— begin —

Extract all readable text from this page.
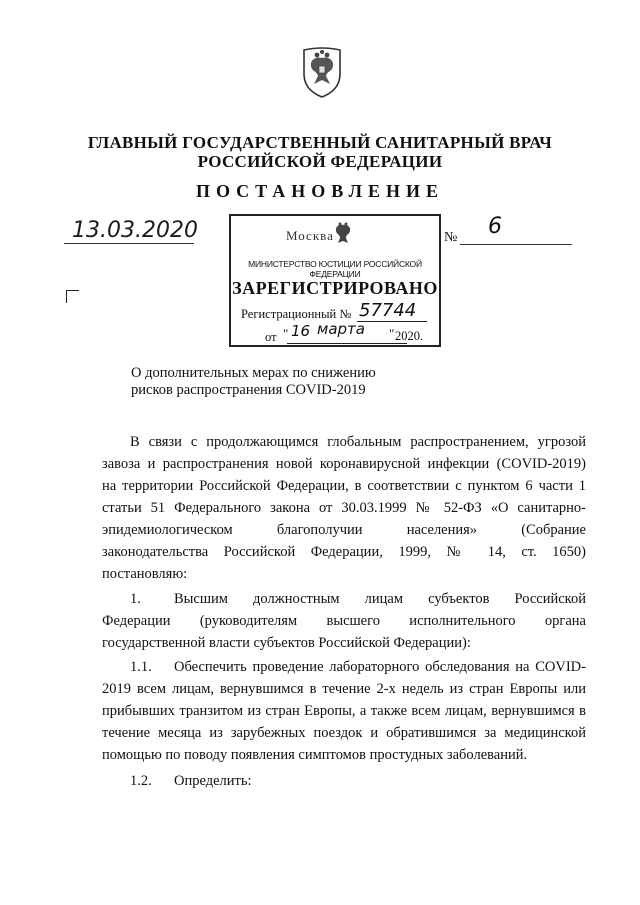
ГЛАВНЫЙ ГОСУДАРСТВЕННЫЙ САНИТАРНЫЙ ВРАЧ
РОССИЙСКОЙ ФЕДЕРАЦИИ
ПОСТАНОВЛЕНИЕ
13.03.2020	Москва
МИНИСТЕРСТВО ЮСТИЦИИ РОССИЙСКОЙ ФЕДЕРАЦИИ
ЗАРЕГИСТРИРОВАНО
Регистрационный № 57744
от " 16 марта " 2020.
№ 6
О дополнительных мерах по снижению
рисков распространения COVID-2019
В связи с продолжающимся глобальным распространением, угрозой
завоза и распространения новой коронавирусной инфекции (COVID-2019)
на территории Российской Федерации, в соответствии с пунктом 6 части 1
статьи 51 Федерального закона от 30.03.1999 № 52-ФЗ «О санитарно-
эпидемиологическом благополучии населения» (Собрание
законодательства Российской Федерации, 1999, № 14, ст. 1650)
постановляю:
1. Высшим должностным лицам субъектов Российской
Федерации (руководителям высшего исполнительного органа
государственной власти субъектов Российской Федерации):
1.1. Обеспечить проведение лабораторного обследования на COVID-
2019 всем лицам, вернувшимся в течение 2-х недель из стран Европы или
прибывших транзитом из стран Европы, а также всем лицам, вернувшимся в
течение месяца из зарубежных поездок и обратившимся за медицинской
помощью по поводу появления симптомов простудных заболеваний.
1.2. Определить:
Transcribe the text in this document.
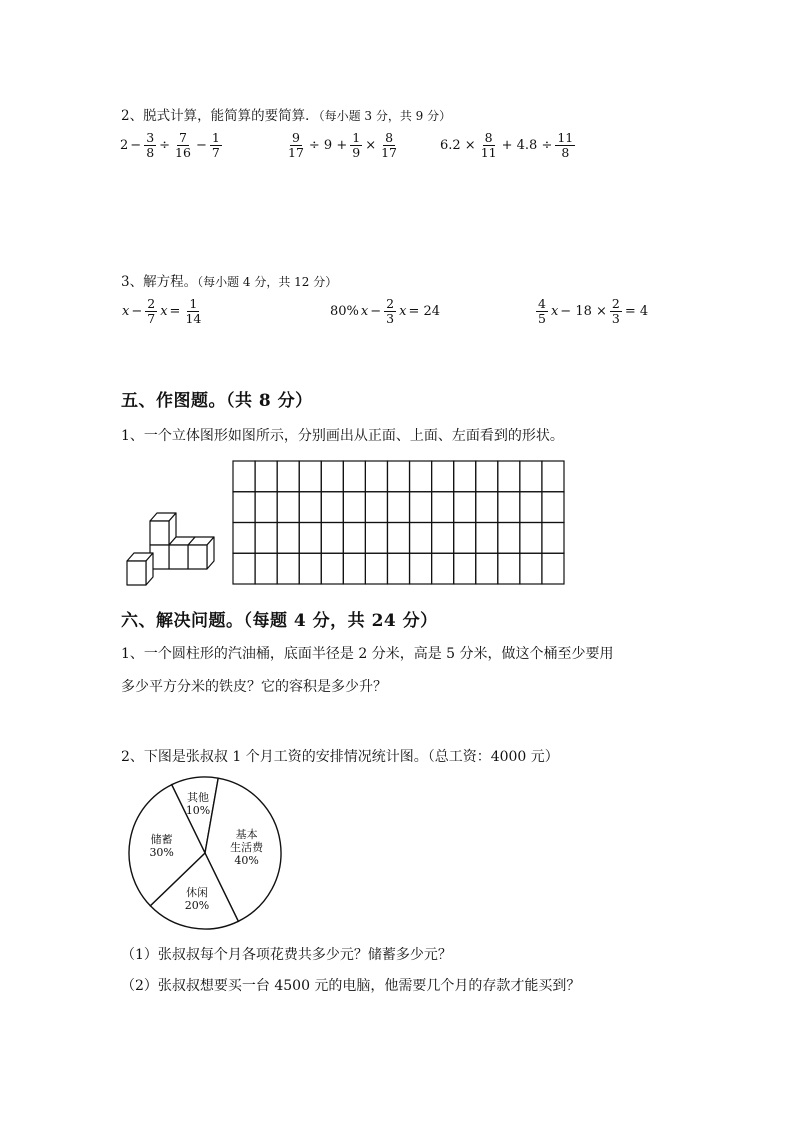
2、脱式计算，能简算的要简算．（每小题 3 分，共 9 分）
$2 - \frac{3}{8} \div \frac{7}{16} - \frac{1}{7}$	$\frac{9}{17} \div 9 + \frac{1}{9} \times \frac{8}{17}$	$6.2 \times \frac{8}{11} + 4.8 \div \frac{11}{8}$
3、解方程。（每小题 4 分，共 12 分）
$x - \frac{2}{7}$ $x = \frac{1}{14}$	80% $x - \frac{2}{3}$ x = 24	$\frac{4}{5}$ $x - 18 \times \frac{2}{3} = 4$
五、作图题。（共 8 分）
1、一个立体图形如图所示，分别画出从正面、上面、左面看到的形状。
六、解决问题。（每题 4 分，共 24 分）
1、一个圆柱形的汽油桶，底面半径是 2 分米，高是 5 分米，做这个桶至少要用
多少平方分米的铁皮？它的容积是多少升？
2、下图是张叔叔 1 个月工资的安排情况统计图。（总工资：4000 元）
其他
10%
基本
生活费
40%
休闲
20%
储蓄
30%
（1）张叔叔每个月各项花费共多少元？储蓄多少元？
（2）张叔叔想要买一台 4500 元的电脑，他需要几个月的存款才能买到？
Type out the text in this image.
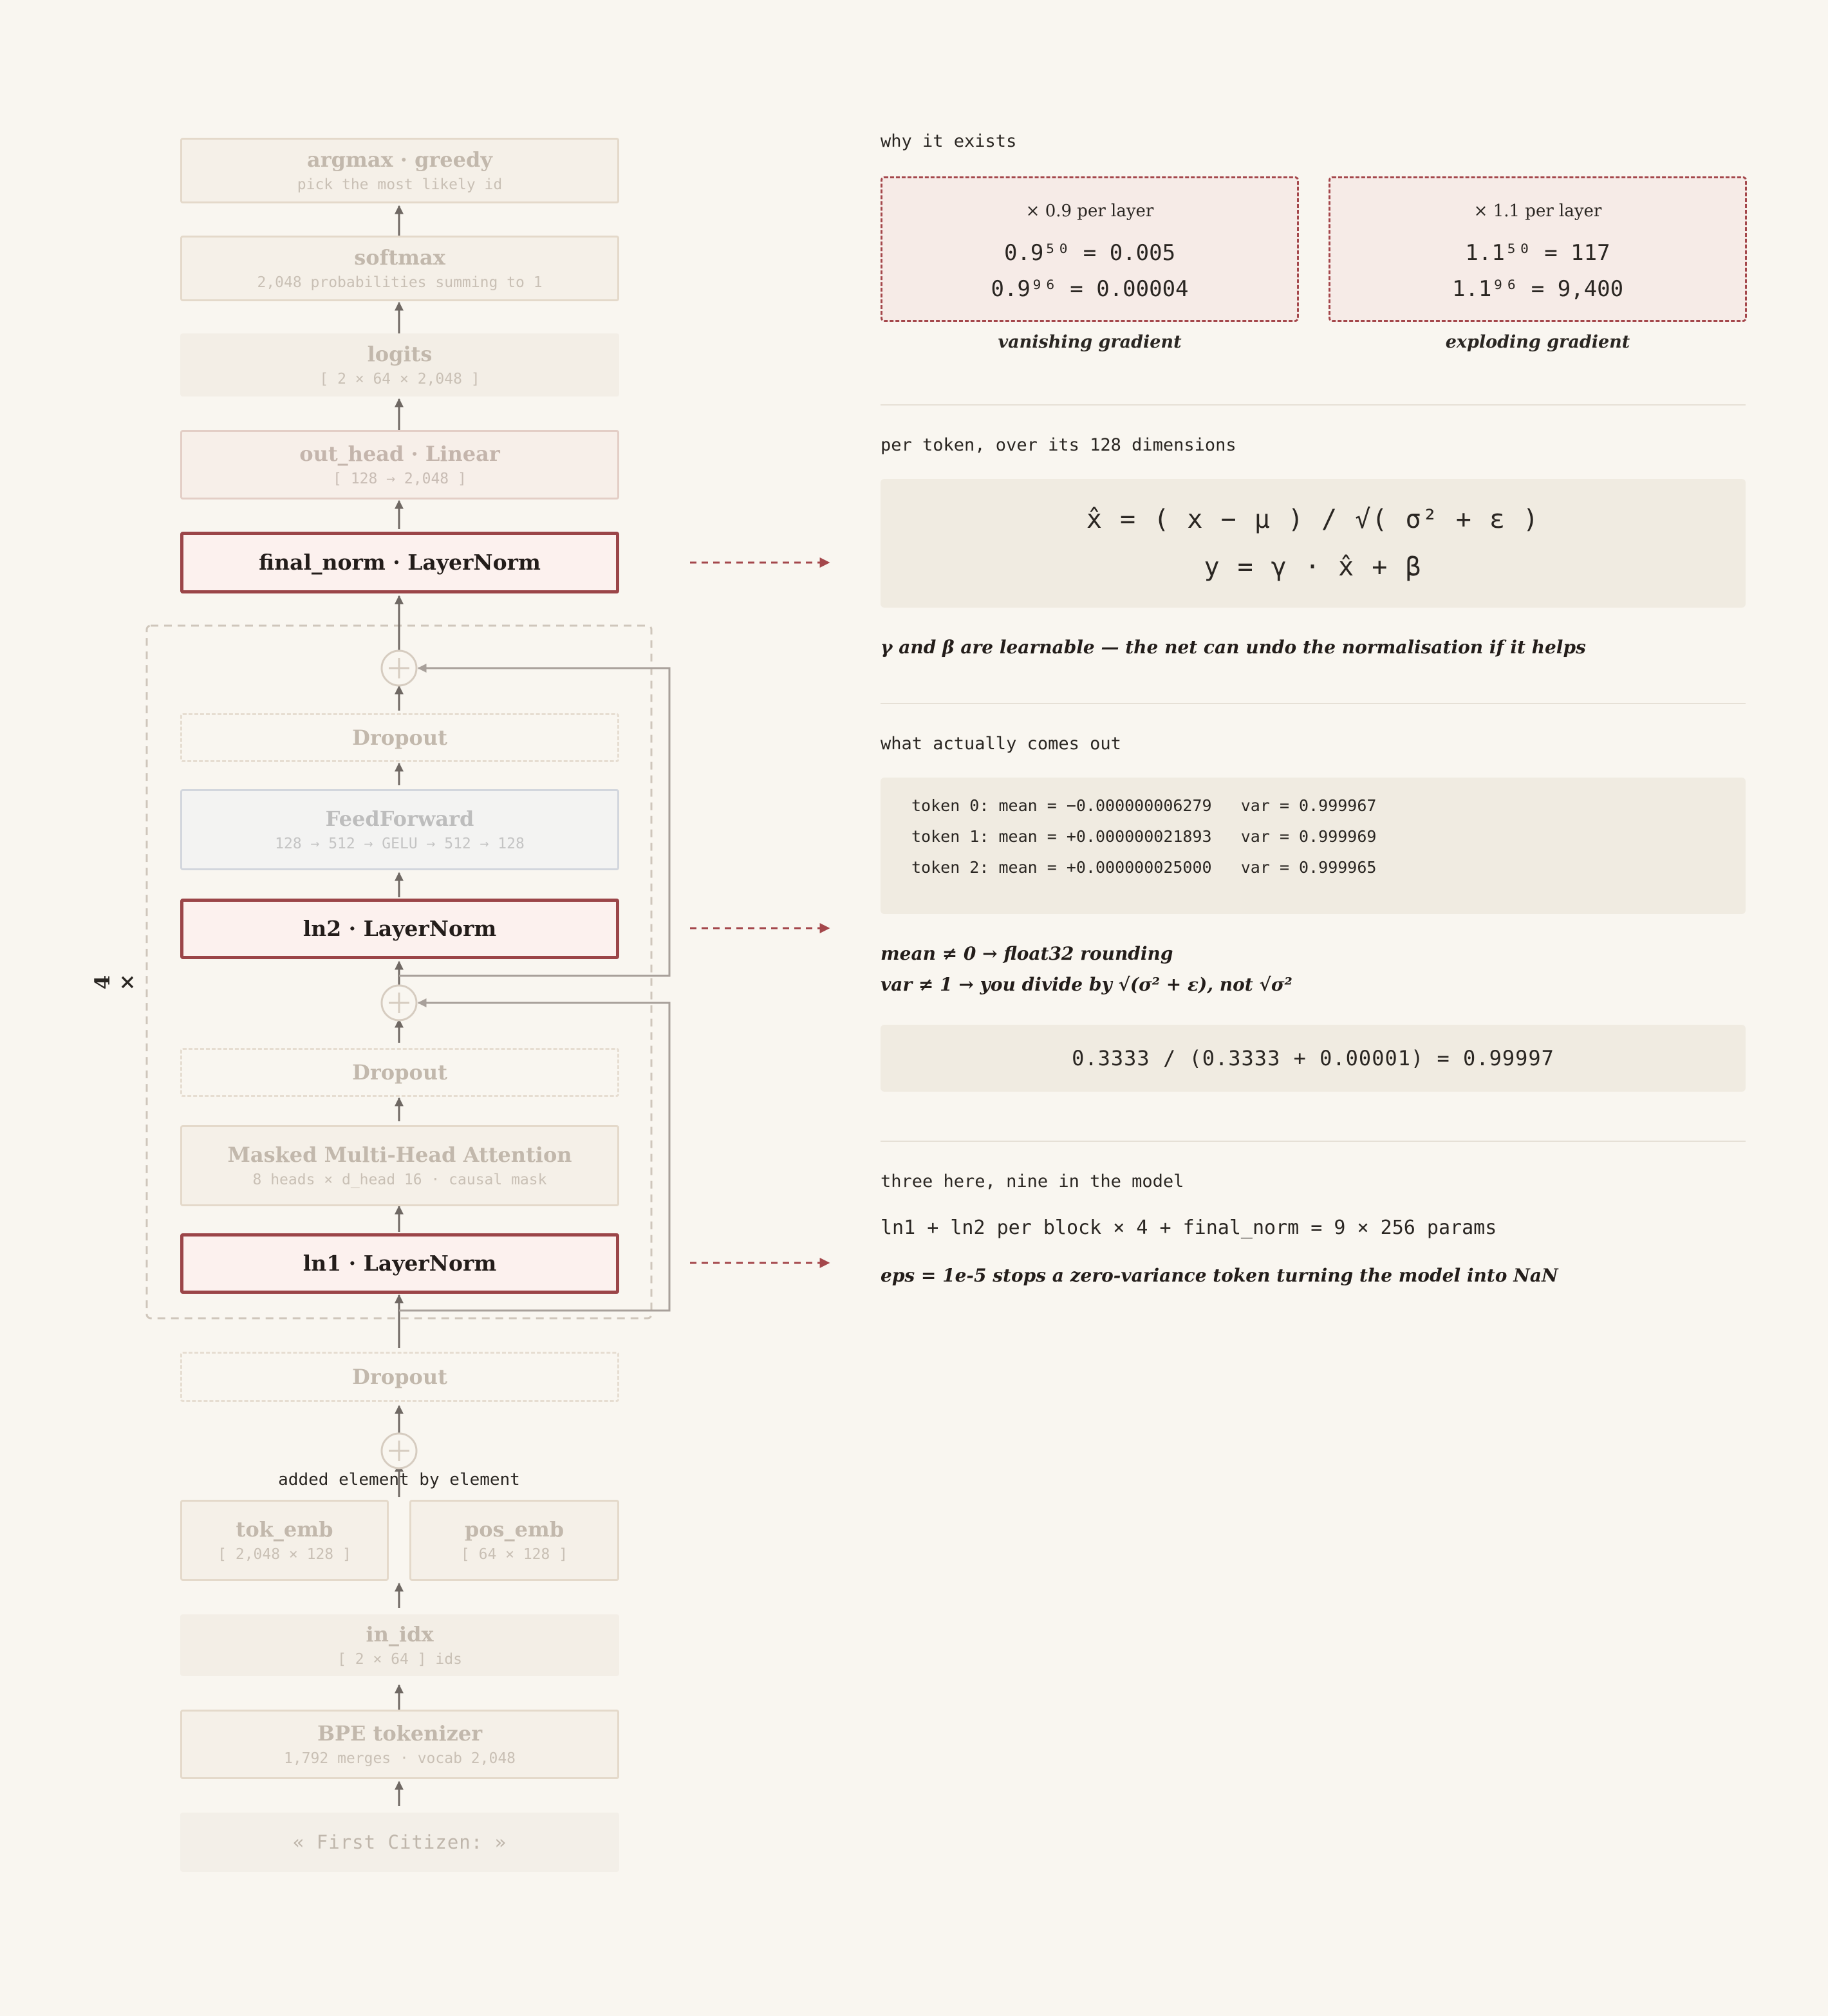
argmax · greedy
pick the most likely id
softmax
2,048 probabilities summing to 1
logits
[ 2 × 64 × 2,048 ]
out_head · Linear
[ 128 → 2,048 ]
final_norm · LayerNorm
4 ×
Dropout
FeedForward
128 → 512 → GELU → 512 → 128
ln2 · LayerNorm
Dropout
Masked Multi-Head Attention
8 heads × d_head 16 · causal mask
ln1 · LayerNorm
Dropout
added element by element
tok_emb
[ 2,048 × 128 ]
pos_emb
[ 64 × 128 ]
in_idx
[ 2 × 64 ] ids
BPE tokenizer
1,792 merges · vocab 2,048
« First Citizen: »
why it exists
× 0.9 per layer
0.9⁵⁰ = 0.005
0.9⁹⁶ = 0.00004
vanishing gradient
× 1.1 per layer
1.1⁵⁰ = 117
1.1⁹⁶ = 9,400
exploding gradient
per token, over its 128 dimensions
x̂ = ( x − μ ) / √( σ² + ε )
y = γ · x̂ + β
γ and β are learnable — the net can undo the normalisation if it helps
what actually comes out
token 0: mean = −0.000000006279   var = 0.999967
token 1: mean = +0.000000021893   var = 0.999969
token 2: mean = +0.000000025000   var = 0.999965
mean ≠ 0 → float32 rounding
var ≠ 1 → you divide by √(σ² + ε), not √σ²
0.3333 / (0.3333 + 0.00001) = 0.99997
three here, nine in the model
ln1 + ln2 per block × 4 + final_norm = 9 × 256 params
eps = 1e-5 stops a zero-variance token turning the model into NaN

— end —

PROBLEM TO SOLVE:
Reproduce the records verbatim, omitting all images they contain.

TASK RESPONSE:
Extract all readable text from this page.
ГЛАВНЫЙ ГОСУДАРСТВЕННЫЙ САНИТАРНЫЙ ВРАЧ
РОССИЙСКОЙ ФЕДЕРАЦИИ
ПОСТАНОВЛЕНИЕ
13.03.2020	Москва
МИНИСТЕРСТВО ЮСТИЦИИ РОССИЙСКОЙ ФЕДЕРАЦИИ
ЗАРЕГИСТРИРОВАНО
Регистрационный № 57744
от " 16 марта " 2020.
№ 6
О дополнительных мерах по снижению
рисков распространения COVID-2019
В связи с продолжающимся глобальным распространением, угрозой
завоза и распространения новой коронавирусной инфекции (COVID-2019)
на территории Российской Федерации, в соответствии с пунктом 6 части 1
статьи 51 Федерального закона от 30.03.1999 № 52-ФЗ «О санитарно-
эпидемиологическом благополучии населения» (Собрание
законодательства Российской Федерации, 1999, № 14, ст. 1650)
постановляю:
1. Высшим должностным лицам субъектов Российской
Федерации (руководителям высшего исполнительного органа
государственной власти субъектов Российской Федерации):
1.1. Обеспечить проведение лабораторного обследования на COVID-
2019 всем лицам, вернувшимся в течение 2-х недель из стран Европы или
прибывших транзитом из стран Европы, а также всем лицам, вернувшимся в
течение месяца из зарубежных поездок и обратившимся за медицинской
помощью по поводу появления симптомов простудных заболеваний.
1.2. Определить:
Transcribe the text in this document.
2、脱式计算，能简算的要简算．（每小题 3 分，共 9 分）
$2 - \frac{3}{8} \div \frac{7}{16} - \frac{1}{7}$	$\frac{9}{17} \div 9 + \frac{1}{9} \times \frac{8}{17}$	$6.2 \times \frac{8}{11} + 4.8 \div \frac{11}{8}$
3、解方程。（每小题 4 分，共 12 分）
$x - \frac{2}{7}$ $x = \frac{1}{14}$	80% $x - \frac{2}{3}$ x = 24	$\frac{4}{5}$ $x - 18 \times \frac{2}{3} = 4$
五、作图题。（共 8 分）
1、一个立体图形如图所示，分别画出从正面、上面、左面看到的形状。
六、解决问题。（每题 4 分，共 24 分）
1、一个圆柱形的汽油桶，底面半径是 2 分米，高是 5 分米，做这个桶至少要用
多少平方分米的铁皮？它的容积是多少升？
2、下图是张叔叔 1 个月工资的安排情况统计图。（总工资：4000 元）
其他
10%
基本
生活费
40%
休闲
20%
储蓄
30%
（1）张叔叔每个月各项花费共多少元？储蓄多少元？
（2）张叔叔想要买一台 4500 元的电脑，他需要几个月的存款才能买到？
Type out the text in this image.
argmax · greedy
pick the most likely id
softmax
2,048 probabilities summing to 1
logits
[ 2 × 64 × 2,048 ]
out_head · Linear
[ 128 → 2,048 ]
final_norm · LayerNorm
4 ×
Dropout
FeedForward
128 → 512 → GELU → 512 → 128
ln2 · LayerNorm
Dropout
Masked Multi-Head Attention
8 heads × d_head 16 · causal mask
ln1 · LayerNorm
Dropout
added element by element
tok_emb
[ 2,048 × 128 ]
pos_emb
[ 64 × 128 ]
in_idx
[ 2 × 64 ] ids
BPE tokenizer
1,792 merges · vocab 2,048
« First Citizen: »
why it exists
× 0.9 per layer
0.9⁵⁰ = 0.005
0.9⁹⁶ = 0.00004
vanishing gradient
× 1.1 per layer
1.1⁵⁰ = 117
1.1⁹⁶ = 9,400
exploding gradient
per token, over its 128 dimensions
x̂ = ( x − μ ) / √( σ² + ε )
y = γ · x̂ + β
γ and β are learnable — the net can undo the normalisation if it helps
what actually comes out
token 0: mean = −0.000000006279   var = 0.999967
token 1: mean = +0.000000021893   var = 0.999969
token 2: mean = +0.000000025000   var = 0.999965
mean ≠ 0 → float32 rounding
var ≠ 1 → you divide by √(σ² + ε), not √σ²
0.3333 / (0.3333 + 0.00001) = 0.99997
three here, nine in the model
ln1 + ln2 per block × 4 + final_norm = 9 × 256 params
eps = 1e-5 stops a zero-variance token turning the model into NaN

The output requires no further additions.